┌──
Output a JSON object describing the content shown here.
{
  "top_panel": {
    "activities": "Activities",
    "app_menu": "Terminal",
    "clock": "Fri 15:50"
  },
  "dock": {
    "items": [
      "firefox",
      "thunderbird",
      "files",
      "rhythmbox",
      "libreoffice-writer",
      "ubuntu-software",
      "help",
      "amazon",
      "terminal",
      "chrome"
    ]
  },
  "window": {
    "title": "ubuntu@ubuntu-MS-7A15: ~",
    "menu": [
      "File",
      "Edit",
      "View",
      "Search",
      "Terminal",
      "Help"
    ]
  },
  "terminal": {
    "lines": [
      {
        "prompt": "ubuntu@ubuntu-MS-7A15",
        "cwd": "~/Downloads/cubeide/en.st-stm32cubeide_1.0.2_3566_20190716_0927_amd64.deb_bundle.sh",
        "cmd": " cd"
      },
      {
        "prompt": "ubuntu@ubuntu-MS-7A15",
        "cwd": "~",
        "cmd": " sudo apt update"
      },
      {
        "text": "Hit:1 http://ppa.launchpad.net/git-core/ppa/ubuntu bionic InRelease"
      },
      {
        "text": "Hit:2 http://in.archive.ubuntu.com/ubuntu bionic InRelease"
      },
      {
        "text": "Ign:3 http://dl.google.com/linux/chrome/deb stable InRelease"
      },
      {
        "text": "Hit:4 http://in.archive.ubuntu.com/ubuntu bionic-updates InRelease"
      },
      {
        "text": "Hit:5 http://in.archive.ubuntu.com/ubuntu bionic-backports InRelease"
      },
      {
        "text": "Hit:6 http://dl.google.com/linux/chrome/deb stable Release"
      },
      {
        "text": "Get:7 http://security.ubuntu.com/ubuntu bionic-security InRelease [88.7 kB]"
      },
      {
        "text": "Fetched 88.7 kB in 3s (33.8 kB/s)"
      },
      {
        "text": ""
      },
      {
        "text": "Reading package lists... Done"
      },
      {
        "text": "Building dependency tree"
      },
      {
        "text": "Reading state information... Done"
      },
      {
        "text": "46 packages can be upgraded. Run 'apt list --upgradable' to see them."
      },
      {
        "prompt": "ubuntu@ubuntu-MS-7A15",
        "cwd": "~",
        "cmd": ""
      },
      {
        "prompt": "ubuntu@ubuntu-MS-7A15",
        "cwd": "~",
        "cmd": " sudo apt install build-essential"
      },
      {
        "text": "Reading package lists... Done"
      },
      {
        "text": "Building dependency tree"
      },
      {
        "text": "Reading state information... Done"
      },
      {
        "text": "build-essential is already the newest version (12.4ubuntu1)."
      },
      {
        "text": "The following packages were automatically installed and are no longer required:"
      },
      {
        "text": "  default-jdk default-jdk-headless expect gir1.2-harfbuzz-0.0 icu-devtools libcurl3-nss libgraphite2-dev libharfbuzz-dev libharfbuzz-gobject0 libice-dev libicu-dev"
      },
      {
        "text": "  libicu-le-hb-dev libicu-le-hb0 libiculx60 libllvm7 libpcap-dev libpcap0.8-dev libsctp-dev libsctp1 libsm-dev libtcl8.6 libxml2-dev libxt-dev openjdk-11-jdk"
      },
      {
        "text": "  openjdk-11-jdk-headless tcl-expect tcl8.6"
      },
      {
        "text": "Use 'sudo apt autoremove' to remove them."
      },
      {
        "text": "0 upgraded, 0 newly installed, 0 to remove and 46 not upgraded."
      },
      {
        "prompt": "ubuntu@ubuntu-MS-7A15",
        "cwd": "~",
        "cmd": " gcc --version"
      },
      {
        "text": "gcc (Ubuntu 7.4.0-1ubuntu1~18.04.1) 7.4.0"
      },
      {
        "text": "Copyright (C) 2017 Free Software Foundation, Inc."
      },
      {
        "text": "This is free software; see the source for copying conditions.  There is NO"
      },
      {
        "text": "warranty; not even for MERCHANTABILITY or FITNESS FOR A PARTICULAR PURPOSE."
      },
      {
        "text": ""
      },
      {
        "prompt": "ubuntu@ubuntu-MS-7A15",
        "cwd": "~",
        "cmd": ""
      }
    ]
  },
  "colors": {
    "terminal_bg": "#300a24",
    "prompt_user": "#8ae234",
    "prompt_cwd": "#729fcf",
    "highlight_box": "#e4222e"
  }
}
└──
▶ _What is needed_: Using the data above, return each line exactly as written.

▶ _Solution to this task_:
Output a JSON object describing the content shown here.
{
  "top_panel": {
    "activities": "Activities",
    "app_menu": "Terminal",
    "clock": "Fri 15:50"
  },
  "dock": {
    "items": [
      "firefox",
      "thunderbird",
      "files",
      "rhythmbox",
      "libreoffice-writer",
      "ubuntu-software",
      "help",
      "amazon",
      "terminal",
      "chrome"
    ]
  },
  "window": {
    "title": "ubuntu@ubuntu-MS-7A15: ~",
    "menu": [
      "File",
      "Edit",
      "View",
      "Search",
      "Terminal",
      "Help"
    ]
  },
  "terminal": {
    "lines": [
      {
        "prompt": "ubuntu@ubuntu-MS-7A15",
        "cwd": "~/Downloads/cubeide/en.st-stm32cubeide_1.0.2_3566_20190716_0927_amd64.deb_bundle.sh",
        "cmd": " cd"
      },
      {
        "prompt": "ubuntu@ubuntu-MS-7A15",
        "cwd": "~",
        "cmd": " sudo apt update"
      },
      {
        "text": "Hit:1 http://ppa.launchpad.net/git-core/ppa/ubuntu bionic InRelease"
      },
      {
        "text": "Hit:2 http://in.archive.ubuntu.com/ubuntu bionic InRelease"
      },
      {
        "text": "Ign:3 http://dl.google.com/linux/chrome/deb stable InRelease"
      },
      {
        "text": "Hit:4 http://in.archive.ubuntu.com/ubuntu bionic-updates InRelease"
      },
      {
        "text": "Hit:5 http://in.archive.ubuntu.com/ubuntu bionic-backports InRelease"
      },
      {
        "text": "Hit:6 http://dl.google.com/linux/chrome/deb stable Release"
      },
      {
        "text": "Get:7 http://security.ubuntu.com/ubuntu bionic-security InRelease [88.7 kB]"
      },
      {
        "text": "Fetched 88.7 kB in 3s (33.8 kB/s)"
      },
      {
        "text": ""
      },
      {
        "text": "Reading package lists... Done"
      },
      {
        "text": "Building dependency tree"
      },
      {
        "text": "Reading state information... Done"
      },
      {
        "text": "46 packages can be upgraded. Run 'apt list --upgradable' to see them."
      },
      {
        "prompt": "ubuntu@ubuntu-MS-7A15",
        "cwd": "~",
        "cmd": ""
      },
      {
        "prompt": "ubuntu@ubuntu-MS-7A15",
        "cwd": "~",
        "cmd": " sudo apt install build-essential"
      },
      {
        "text": "Reading package lists... Done"
      },
      {
        "text": "Building dependency tree"
      },
      {
        "text": "Reading state information... Done"
      },
      {
        "text": "build-essential is already the newest version (12.4ubuntu1)."
      },
      {
        "text": "The following packages were automatically installed and are no longer required:"
      },
      {
        "text": "  default-jdk default-jdk-headless expect gir1.2-harfbuzz-0.0 icu-devtools libcurl3-nss libgraphite2-dev libharfbuzz-dev libharfbuzz-gobject0 libice-dev libicu-dev"
      },
      {
        "text": "  libicu-le-hb-dev libicu-le-hb0 libiculx60 libllvm7 libpcap-dev libpcap0.8-dev libsctp-dev libsctp1 libsm-dev libtcl8.6 libxml2-dev libxt-dev openjdk-11-jdk"
      },
      {
        "text": "  openjdk-11-jdk-headless tcl-expect tcl8.6"
      },
      {
        "text": "Use 'sudo apt autoremove' to remove them."
      },
      {
        "text": "0 upgraded, 0 newly installed, 0 to remove and 46 not upgraded."
      },
      {
        "prompt": "ubuntu@ubuntu-MS-7A15",
        "cwd": "~",
        "cmd": " gcc --version"
      },
      {
        "text": "gcc (Ubuntu 7.4.0-1ubuntu1~18.04.1) 7.4.0"
      },
      {
        "text": "Copyright (C) 2017 Free Software Foundation, Inc."
      },
      {
        "text": "This is free software; see the source for copying conditions.  There is NO"
      },
      {
        "text": "warranty; not even for MERCHANTABILITY or FITNESS FOR A PARTICULAR PURPOSE."
      },
      {
        "text": ""
      },
      {
        "prompt": "ubuntu@ubuntu-MS-7A15",
        "cwd": "~",
        "cmd": ""
      }
    ]
  },
  "colors": {
    "terminal_bg": "#300a24",
    "prompt_user": "#8ae234",
    "prompt_cwd": "#729fcf",
    "highlight_box": "#e4222e"
  }
}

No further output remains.